▶ **Raw records**:
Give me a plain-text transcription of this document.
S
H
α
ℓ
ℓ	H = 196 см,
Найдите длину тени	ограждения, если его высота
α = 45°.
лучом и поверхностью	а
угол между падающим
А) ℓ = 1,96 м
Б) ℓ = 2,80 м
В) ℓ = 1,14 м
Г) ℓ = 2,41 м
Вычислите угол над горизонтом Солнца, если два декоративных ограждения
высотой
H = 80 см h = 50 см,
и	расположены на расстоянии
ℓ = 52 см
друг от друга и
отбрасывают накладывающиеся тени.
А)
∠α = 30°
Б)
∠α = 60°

▶ **Exercise**:
Copy every line of the material in which the word "если" occurs.

▶ **Output below**:
Найдите длину тени	ограждения, если его высота
Вычислите угол над горизонтом Солнца, если два декоративных ограждения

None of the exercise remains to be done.